**Exercise requirements**
Your reply should be a single number: how many lines contain the string "Time".

[Records from a collection]
=-=-=
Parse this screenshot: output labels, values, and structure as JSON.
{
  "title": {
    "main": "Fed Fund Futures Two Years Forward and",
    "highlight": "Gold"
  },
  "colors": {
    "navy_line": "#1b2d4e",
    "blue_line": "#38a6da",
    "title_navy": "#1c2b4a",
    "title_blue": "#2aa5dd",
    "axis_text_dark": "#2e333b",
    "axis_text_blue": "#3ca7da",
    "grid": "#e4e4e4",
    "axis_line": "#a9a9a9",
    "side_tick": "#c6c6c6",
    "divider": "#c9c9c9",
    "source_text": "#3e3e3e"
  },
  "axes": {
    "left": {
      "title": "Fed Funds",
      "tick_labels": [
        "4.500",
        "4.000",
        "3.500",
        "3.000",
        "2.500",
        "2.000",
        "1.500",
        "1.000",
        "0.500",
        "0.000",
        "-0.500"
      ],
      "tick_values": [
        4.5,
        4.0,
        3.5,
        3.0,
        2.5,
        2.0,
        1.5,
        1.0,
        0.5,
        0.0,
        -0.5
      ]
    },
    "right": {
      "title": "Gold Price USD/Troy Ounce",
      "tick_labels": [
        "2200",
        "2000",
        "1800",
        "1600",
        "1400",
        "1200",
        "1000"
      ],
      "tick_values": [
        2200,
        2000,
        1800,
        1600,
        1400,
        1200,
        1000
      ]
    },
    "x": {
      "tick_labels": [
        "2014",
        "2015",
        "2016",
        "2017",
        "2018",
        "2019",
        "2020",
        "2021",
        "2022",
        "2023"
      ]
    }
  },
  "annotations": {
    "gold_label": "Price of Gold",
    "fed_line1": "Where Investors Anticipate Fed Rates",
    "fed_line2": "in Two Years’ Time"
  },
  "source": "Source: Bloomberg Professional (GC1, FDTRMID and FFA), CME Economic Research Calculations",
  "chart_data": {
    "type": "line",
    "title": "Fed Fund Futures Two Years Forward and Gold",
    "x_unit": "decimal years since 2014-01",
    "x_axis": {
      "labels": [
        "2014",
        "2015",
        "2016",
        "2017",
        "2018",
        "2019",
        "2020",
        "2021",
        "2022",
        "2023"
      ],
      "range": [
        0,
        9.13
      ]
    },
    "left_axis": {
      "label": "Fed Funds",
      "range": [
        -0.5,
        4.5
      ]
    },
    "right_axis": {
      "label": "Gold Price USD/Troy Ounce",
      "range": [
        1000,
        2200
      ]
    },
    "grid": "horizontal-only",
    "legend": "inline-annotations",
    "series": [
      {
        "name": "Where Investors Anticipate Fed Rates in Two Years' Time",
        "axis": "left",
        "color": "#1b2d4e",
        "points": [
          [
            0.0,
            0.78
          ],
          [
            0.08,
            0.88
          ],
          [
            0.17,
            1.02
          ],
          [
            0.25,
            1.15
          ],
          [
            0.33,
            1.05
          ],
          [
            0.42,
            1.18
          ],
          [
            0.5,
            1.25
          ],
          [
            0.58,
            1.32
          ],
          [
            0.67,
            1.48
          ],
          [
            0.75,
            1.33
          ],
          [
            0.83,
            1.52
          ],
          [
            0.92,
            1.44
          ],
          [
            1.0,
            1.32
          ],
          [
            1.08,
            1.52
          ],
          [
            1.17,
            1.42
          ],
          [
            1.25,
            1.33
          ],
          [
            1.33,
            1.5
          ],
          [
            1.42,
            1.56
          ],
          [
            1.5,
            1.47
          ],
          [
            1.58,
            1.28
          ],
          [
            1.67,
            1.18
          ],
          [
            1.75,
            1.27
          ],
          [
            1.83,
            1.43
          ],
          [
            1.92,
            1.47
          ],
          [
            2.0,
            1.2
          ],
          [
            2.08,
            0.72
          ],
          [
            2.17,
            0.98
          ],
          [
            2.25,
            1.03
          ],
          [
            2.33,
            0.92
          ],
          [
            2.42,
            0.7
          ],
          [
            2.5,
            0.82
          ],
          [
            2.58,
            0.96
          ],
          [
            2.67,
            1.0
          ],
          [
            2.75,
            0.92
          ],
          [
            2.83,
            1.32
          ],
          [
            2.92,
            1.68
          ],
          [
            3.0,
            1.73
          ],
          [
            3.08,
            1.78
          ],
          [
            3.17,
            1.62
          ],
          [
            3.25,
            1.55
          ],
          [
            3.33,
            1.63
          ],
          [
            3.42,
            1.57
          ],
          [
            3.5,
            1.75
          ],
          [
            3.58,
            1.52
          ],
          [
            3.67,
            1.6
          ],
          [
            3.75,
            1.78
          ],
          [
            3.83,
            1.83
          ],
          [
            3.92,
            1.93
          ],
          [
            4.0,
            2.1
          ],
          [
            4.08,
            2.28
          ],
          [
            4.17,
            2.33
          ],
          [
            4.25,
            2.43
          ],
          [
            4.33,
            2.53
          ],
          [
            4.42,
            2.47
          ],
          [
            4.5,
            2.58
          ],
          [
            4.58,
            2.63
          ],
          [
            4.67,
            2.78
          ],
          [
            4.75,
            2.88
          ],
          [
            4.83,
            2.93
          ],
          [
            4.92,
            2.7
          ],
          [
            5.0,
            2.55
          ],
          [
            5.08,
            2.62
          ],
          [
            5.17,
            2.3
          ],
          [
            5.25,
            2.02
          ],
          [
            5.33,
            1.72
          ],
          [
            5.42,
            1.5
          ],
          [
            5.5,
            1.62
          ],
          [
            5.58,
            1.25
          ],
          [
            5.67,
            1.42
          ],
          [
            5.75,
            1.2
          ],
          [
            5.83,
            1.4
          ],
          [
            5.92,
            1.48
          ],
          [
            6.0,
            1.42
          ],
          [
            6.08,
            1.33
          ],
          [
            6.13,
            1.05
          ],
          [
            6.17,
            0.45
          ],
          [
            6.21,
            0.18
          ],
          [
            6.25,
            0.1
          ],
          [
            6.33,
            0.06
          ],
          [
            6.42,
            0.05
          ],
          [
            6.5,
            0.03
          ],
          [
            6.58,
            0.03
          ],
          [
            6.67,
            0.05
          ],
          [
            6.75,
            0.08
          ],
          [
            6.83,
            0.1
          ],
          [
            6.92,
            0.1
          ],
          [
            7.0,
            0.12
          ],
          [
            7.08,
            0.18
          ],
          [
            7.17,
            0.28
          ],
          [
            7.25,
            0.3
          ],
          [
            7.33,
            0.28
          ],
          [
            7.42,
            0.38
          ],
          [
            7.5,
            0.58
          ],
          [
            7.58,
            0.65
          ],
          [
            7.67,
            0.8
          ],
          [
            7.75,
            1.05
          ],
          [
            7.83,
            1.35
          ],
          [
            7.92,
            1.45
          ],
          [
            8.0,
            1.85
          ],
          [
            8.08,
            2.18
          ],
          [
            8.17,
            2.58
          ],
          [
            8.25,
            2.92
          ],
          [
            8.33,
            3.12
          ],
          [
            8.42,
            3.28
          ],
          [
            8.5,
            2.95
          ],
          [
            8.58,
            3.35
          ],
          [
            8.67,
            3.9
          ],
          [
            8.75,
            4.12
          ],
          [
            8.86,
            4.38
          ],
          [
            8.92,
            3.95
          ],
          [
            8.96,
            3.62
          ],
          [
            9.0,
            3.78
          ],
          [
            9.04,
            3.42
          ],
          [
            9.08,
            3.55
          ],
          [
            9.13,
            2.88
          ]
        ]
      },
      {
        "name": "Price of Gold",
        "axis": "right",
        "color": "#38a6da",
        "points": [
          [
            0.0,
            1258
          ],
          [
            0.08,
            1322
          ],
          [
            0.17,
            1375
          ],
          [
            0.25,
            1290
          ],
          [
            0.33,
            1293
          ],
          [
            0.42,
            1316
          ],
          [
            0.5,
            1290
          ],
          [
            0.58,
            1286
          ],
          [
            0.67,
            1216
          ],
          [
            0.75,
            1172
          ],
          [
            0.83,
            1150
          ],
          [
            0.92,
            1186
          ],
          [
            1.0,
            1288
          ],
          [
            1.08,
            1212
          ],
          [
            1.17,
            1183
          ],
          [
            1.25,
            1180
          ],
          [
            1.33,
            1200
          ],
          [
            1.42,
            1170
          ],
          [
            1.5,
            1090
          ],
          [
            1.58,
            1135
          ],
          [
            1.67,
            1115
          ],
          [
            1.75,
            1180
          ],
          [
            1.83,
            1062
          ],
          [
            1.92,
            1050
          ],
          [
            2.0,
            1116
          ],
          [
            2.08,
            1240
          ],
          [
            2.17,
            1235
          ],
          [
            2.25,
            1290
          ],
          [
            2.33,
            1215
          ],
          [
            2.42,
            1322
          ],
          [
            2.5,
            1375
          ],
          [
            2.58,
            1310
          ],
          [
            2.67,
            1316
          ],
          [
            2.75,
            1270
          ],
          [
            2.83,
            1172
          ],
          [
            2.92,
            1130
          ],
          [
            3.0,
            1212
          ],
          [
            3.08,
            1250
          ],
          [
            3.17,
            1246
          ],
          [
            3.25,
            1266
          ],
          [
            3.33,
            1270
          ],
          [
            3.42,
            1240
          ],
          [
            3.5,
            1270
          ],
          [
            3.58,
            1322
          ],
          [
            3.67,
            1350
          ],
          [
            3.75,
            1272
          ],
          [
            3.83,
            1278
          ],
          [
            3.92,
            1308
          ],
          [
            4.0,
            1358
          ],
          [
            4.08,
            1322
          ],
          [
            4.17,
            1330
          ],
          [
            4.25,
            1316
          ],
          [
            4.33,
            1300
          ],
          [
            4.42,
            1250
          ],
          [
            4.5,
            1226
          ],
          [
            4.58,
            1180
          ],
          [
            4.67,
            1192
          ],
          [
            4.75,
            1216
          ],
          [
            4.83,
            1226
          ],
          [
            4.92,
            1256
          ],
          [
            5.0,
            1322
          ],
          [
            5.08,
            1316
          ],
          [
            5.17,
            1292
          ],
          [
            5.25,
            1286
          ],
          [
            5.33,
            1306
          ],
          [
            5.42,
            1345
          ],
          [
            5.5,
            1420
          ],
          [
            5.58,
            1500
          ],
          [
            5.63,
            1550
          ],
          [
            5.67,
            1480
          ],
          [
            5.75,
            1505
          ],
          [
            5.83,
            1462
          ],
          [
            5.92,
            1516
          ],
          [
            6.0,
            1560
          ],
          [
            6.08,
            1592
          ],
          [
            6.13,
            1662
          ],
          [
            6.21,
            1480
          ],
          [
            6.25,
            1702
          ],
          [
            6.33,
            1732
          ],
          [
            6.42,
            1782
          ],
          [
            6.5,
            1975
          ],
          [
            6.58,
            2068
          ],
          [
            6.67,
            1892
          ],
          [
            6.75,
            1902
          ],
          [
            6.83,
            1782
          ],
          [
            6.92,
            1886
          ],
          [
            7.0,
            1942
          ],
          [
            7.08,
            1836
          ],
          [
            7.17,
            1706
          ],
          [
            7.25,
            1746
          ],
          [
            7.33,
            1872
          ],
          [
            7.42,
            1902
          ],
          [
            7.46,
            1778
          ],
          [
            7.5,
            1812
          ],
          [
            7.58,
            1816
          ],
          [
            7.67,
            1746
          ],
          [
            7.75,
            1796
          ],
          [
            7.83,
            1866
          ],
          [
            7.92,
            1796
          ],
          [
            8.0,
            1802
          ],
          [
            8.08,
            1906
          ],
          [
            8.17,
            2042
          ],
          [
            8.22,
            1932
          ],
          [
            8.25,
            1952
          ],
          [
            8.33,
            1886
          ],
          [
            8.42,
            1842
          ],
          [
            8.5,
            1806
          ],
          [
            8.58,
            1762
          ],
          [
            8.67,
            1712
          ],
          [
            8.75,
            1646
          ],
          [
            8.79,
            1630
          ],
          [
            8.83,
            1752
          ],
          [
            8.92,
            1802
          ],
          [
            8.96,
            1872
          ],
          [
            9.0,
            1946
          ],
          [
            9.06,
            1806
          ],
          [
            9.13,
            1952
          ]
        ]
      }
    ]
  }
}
=-=-=
**Solution to this problem**
2